Records for processing ::
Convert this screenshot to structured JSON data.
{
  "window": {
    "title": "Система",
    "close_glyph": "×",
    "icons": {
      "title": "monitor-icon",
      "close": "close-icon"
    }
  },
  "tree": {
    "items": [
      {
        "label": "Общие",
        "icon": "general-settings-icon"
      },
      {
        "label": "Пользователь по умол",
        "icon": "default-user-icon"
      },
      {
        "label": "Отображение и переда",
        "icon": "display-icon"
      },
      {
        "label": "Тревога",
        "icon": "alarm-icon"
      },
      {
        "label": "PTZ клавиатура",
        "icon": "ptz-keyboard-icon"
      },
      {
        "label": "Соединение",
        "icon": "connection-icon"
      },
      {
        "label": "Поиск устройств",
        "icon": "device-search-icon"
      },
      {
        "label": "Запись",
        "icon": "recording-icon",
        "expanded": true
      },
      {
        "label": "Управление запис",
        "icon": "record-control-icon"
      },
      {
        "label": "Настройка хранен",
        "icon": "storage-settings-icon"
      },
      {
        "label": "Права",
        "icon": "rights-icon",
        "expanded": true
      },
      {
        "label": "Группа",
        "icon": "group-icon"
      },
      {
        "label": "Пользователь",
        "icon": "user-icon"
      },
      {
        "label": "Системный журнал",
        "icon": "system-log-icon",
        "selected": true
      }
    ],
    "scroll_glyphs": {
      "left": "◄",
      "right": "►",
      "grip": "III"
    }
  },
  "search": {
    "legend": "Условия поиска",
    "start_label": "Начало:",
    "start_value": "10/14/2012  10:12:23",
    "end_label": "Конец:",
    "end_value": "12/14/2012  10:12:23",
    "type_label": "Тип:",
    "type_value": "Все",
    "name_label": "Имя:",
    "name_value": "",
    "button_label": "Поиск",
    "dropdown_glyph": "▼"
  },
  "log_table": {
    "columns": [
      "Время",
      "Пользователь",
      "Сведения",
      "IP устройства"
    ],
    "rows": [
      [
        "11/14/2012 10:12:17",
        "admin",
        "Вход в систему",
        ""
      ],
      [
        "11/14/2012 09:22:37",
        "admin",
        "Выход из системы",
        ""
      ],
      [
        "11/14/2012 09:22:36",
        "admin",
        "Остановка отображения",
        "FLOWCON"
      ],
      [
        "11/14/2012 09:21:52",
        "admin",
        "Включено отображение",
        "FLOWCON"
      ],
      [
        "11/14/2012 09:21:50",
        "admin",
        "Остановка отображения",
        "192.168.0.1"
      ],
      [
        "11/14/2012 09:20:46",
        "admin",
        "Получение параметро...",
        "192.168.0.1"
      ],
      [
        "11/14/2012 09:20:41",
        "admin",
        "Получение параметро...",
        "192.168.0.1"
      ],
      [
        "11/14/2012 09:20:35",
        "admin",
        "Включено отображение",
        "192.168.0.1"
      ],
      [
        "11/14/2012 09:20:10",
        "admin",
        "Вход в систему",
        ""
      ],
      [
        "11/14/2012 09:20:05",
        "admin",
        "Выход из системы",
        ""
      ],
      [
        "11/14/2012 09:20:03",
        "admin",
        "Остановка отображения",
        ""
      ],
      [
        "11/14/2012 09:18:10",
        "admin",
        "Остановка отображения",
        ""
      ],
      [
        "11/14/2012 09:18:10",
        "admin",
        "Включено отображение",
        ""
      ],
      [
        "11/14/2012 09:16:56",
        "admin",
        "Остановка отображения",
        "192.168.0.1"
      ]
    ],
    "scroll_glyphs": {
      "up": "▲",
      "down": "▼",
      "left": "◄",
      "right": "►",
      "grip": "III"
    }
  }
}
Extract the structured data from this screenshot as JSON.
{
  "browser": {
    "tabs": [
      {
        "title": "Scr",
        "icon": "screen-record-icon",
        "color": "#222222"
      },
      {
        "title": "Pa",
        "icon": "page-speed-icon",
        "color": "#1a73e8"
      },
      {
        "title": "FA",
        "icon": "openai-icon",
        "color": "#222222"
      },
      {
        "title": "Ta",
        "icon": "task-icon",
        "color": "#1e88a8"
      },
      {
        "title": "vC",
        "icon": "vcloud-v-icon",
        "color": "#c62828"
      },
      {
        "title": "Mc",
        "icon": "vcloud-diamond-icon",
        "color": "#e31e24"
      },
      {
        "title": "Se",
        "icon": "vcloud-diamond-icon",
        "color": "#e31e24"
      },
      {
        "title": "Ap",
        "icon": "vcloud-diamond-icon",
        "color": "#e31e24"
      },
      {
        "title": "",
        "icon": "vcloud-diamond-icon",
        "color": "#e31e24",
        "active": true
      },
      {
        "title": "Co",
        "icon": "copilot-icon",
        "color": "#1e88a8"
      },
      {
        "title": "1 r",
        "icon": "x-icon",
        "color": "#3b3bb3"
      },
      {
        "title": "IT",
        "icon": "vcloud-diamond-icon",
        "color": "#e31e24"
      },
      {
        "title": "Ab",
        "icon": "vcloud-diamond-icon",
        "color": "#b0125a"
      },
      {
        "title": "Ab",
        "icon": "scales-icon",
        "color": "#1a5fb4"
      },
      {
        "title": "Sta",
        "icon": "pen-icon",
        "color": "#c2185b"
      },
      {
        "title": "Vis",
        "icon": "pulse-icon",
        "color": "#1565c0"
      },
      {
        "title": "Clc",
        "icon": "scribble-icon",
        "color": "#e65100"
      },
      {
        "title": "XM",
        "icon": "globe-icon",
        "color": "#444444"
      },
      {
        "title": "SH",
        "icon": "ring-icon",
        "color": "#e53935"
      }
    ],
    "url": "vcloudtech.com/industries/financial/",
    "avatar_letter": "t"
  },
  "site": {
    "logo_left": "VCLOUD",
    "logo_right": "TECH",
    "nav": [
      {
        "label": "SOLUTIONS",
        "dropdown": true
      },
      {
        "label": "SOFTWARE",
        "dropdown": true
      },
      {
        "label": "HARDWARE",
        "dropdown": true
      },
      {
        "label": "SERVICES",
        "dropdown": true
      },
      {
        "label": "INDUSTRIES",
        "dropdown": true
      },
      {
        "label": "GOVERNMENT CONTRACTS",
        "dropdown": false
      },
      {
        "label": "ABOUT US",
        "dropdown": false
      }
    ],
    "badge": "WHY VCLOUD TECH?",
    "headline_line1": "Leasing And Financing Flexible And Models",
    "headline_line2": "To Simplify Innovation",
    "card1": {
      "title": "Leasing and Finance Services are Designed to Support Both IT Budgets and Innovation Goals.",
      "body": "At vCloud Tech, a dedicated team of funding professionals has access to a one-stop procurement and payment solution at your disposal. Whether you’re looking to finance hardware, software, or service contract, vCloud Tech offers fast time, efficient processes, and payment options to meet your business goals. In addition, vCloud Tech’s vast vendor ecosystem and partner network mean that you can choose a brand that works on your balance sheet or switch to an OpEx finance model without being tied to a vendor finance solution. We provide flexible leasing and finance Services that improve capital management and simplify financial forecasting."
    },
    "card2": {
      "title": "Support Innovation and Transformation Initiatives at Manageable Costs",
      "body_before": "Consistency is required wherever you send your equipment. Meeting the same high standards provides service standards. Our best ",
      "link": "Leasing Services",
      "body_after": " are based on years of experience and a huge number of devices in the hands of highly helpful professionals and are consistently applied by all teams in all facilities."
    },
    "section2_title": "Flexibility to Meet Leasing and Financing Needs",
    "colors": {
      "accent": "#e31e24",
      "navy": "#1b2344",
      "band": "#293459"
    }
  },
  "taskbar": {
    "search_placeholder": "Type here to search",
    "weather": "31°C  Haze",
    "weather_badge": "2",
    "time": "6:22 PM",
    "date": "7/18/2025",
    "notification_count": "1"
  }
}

What you have to do ::
Each record must be repeated exactly as it is.

Exercise output ::
Convert this screenshot to structured JSON data.
{
  "window": {
    "title": "Система",
    "close_glyph": "×",
    "icons": {
      "title": "monitor-icon",
      "close": "close-icon"
    }
  },
  "tree": {
    "items": [
      {
        "label": "Общие",
        "icon": "general-settings-icon"
      },
      {
        "label": "Пользователь по умол",
        "icon": "default-user-icon"
      },
      {
        "label": "Отображение и переда",
        "icon": "display-icon"
      },
      {
        "label": "Тревога",
        "icon": "alarm-icon"
      },
      {
        "label": "PTZ клавиатура",
        "icon": "ptz-keyboard-icon"
      },
      {
        "label": "Соединение",
        "icon": "connection-icon"
      },
      {
        "label": "Поиск устройств",
        "icon": "device-search-icon"
      },
      {
        "label": "Запись",
        "icon": "recording-icon",
        "expanded": true
      },
      {
        "label": "Управление запис",
        "icon": "record-control-icon"
      },
      {
        "label": "Настройка хранен",
        "icon": "storage-settings-icon"
      },
      {
        "label": "Права",
        "icon": "rights-icon",
        "expanded": true
      },
      {
        "label": "Группа",
        "icon": "group-icon"
      },
      {
        "label": "Пользователь",
        "icon": "user-icon"
      },
      {
        "label": "Системный журнал",
        "icon": "system-log-icon",
        "selected": true
      }
    ],
    "scroll_glyphs": {
      "left": "◄",
      "right": "►",
      "grip": "III"
    }
  },
  "search": {
    "legend": "Условия поиска",
    "start_label": "Начало:",
    "start_value": "10/14/2012  10:12:23",
    "end_label": "Конец:",
    "end_value": "12/14/2012  10:12:23",
    "type_label": "Тип:",
    "type_value": "Все",
    "name_label": "Имя:",
    "name_value": "",
    "button_label": "Поиск",
    "dropdown_glyph": "▼"
  },
  "log_table": {
    "columns": [
      "Время",
      "Пользователь",
      "Сведения",
      "IP устройства"
    ],
    "rows": [
      [
        "11/14/2012 10:12:17",
        "admin",
        "Вход в систему",
        ""
      ],
      [
        "11/14/2012 09:22:37",
        "admin",
        "Выход из системы",
        ""
      ],
      [
        "11/14/2012 09:22:36",
        "admin",
        "Остановка отображения",
        "FLOWCON"
      ],
      [
        "11/14/2012 09:21:52",
        "admin",
        "Включено отображение",
        "FLOWCON"
      ],
      [
        "11/14/2012 09:21:50",
        "admin",
        "Остановка отображения",
        "192.168.0.1"
      ],
      [
        "11/14/2012 09:20:46",
        "admin",
        "Получение параметро...",
        "192.168.0.1"
      ],
      [
        "11/14/2012 09:20:41",
        "admin",
        "Получение параметро...",
        "192.168.0.1"
      ],
      [
        "11/14/2012 09:20:35",
        "admin",
        "Включено отображение",
        "192.168.0.1"
      ],
      [
        "11/14/2012 09:20:10",
        "admin",
        "Вход в систему",
        ""
      ],
      [
        "11/14/2012 09:20:05",
        "admin",
        "Выход из системы",
        ""
      ],
      [
        "11/14/2012 09:20:03",
        "admin",
        "Остановка отображения",
        ""
      ],
      [
        "11/14/2012 09:18:10",
        "admin",
        "Остановка отображения",
        ""
      ],
      [
        "11/14/2012 09:18:10",
        "admin",
        "Включено отображение",
        ""
      ],
      [
        "11/14/2012 09:16:56",
        "admin",
        "Остановка отображения",
        "192.168.0.1"
      ]
    ],
    "scroll_glyphs": {
      "up": "▲",
      "down": "▼",
      "left": "◄",
      "right": "►",
      "grip": "III"
    }
  }
}
Extract the structured data from this screenshot as JSON.
{
  "browser": {
    "tabs": [
      {
        "title": "Scr",
        "icon": "screen-record-icon",
        "color": "#222222"
      },
      {
        "title": "Pa",
        "icon": "page-speed-icon",
        "color": "#1a73e8"
      },
      {
        "title": "FA",
        "icon": "openai-icon",
        "color": "#222222"
      },
      {
        "title": "Ta",
        "icon": "task-icon",
        "color": "#1e88a8"
      },
      {
        "title": "vC",
        "icon": "vcloud-v-icon",
        "color": "#c62828"
      },
      {
        "title": "Mc",
        "icon": "vcloud-diamond-icon",
        "color": "#e31e24"
      },
      {
        "title": "Se",
        "icon": "vcloud-diamond-icon",
        "color": "#e31e24"
      },
      {
        "title": "Ap",
        "icon": "vcloud-diamond-icon",
        "color": "#e31e24"
      },
      {
        "title": "",
        "icon": "vcloud-diamond-icon",
        "color": "#e31e24",
        "active": true
      },
      {
        "title": "Co",
        "icon": "copilot-icon",
        "color": "#1e88a8"
      },
      {
        "title": "1 r",
        "icon": "x-icon",
        "color": "#3b3bb3"
      },
      {
        "title": "IT",
        "icon": "vcloud-diamond-icon",
        "color": "#e31e24"
      },
      {
        "title": "Ab",
        "icon": "vcloud-diamond-icon",
        "color": "#b0125a"
      },
      {
        "title": "Ab",
        "icon": "scales-icon",
        "color": "#1a5fb4"
      },
      {
        "title": "Sta",
        "icon": "pen-icon",
        "color": "#c2185b"
      },
      {
        "title": "Vis",
        "icon": "pulse-icon",
        "color": "#1565c0"
      },
      {
        "title": "Clc",
        "icon": "scribble-icon",
        "color": "#e65100"
      },
      {
        "title": "XM",
        "icon": "globe-icon",
        "color": "#444444"
      },
      {
        "title": "SH",
        "icon": "ring-icon",
        "color": "#e53935"
      }
    ],
    "url": "vcloudtech.com/industries/financial/",
    "avatar_letter": "t"
  },
  "site": {
    "logo_left": "VCLOUD",
    "logo_right": "TECH",
    "nav": [
      {
        "label": "SOLUTIONS",
        "dropdown": true
      },
      {
        "label": "SOFTWARE",
        "dropdown": true
      },
      {
        "label": "HARDWARE",
        "dropdown": true
      },
      {
        "label": "SERVICES",
        "dropdown": true
      },
      {
        "label": "INDUSTRIES",
        "dropdown": true
      },
      {
        "label": "GOVERNMENT CONTRACTS",
        "dropdown": false
      },
      {
        "label": "ABOUT US",
        "dropdown": false
      }
    ],
    "badge": "WHY VCLOUD TECH?",
    "headline_line1": "Leasing And Financing Flexible And Models",
    "headline_line2": "To Simplify Innovation",
    "card1": {
      "title": "Leasing and Finance Services are Designed to Support Both IT Budgets and Innovation Goals.",
      "body": "At vCloud Tech, a dedicated team of funding professionals has access to a one-stop procurement and payment solution at your disposal. Whether you’re looking to finance hardware, software, or service contract, vCloud Tech offers fast time, efficient processes, and payment options to meet your business goals. In addition, vCloud Tech’s vast vendor ecosystem and partner network mean that you can choose a brand that works on your balance sheet or switch to an OpEx finance model without being tied to a vendor finance solution. We provide flexible leasing and finance Services that improve capital management and simplify financial forecasting."
    },
    "card2": {
      "title": "Support Innovation and Transformation Initiatives at Manageable Costs",
      "body_before": "Consistency is required wherever you send your equipment. Meeting the same high standards provides service standards. Our best ",
      "link": "Leasing Services",
      "body_after": " are based on years of experience and a huge number of devices in the hands of highly helpful professionals and are consistently applied by all teams in all facilities."
    },
    "section2_title": "Flexibility to Meet Leasing and Financing Needs",
    "colors": {
      "accent": "#e31e24",
      "navy": "#1b2344",
      "band": "#293459"
    }
  },
  "taskbar": {
    "search_placeholder": "Type here to search",
    "weather": "31°C  Haze",
    "weather_badge": "2",
    "time": "6:22 PM",
    "date": "7/18/2025",
    "notification_count": "1"
  }
}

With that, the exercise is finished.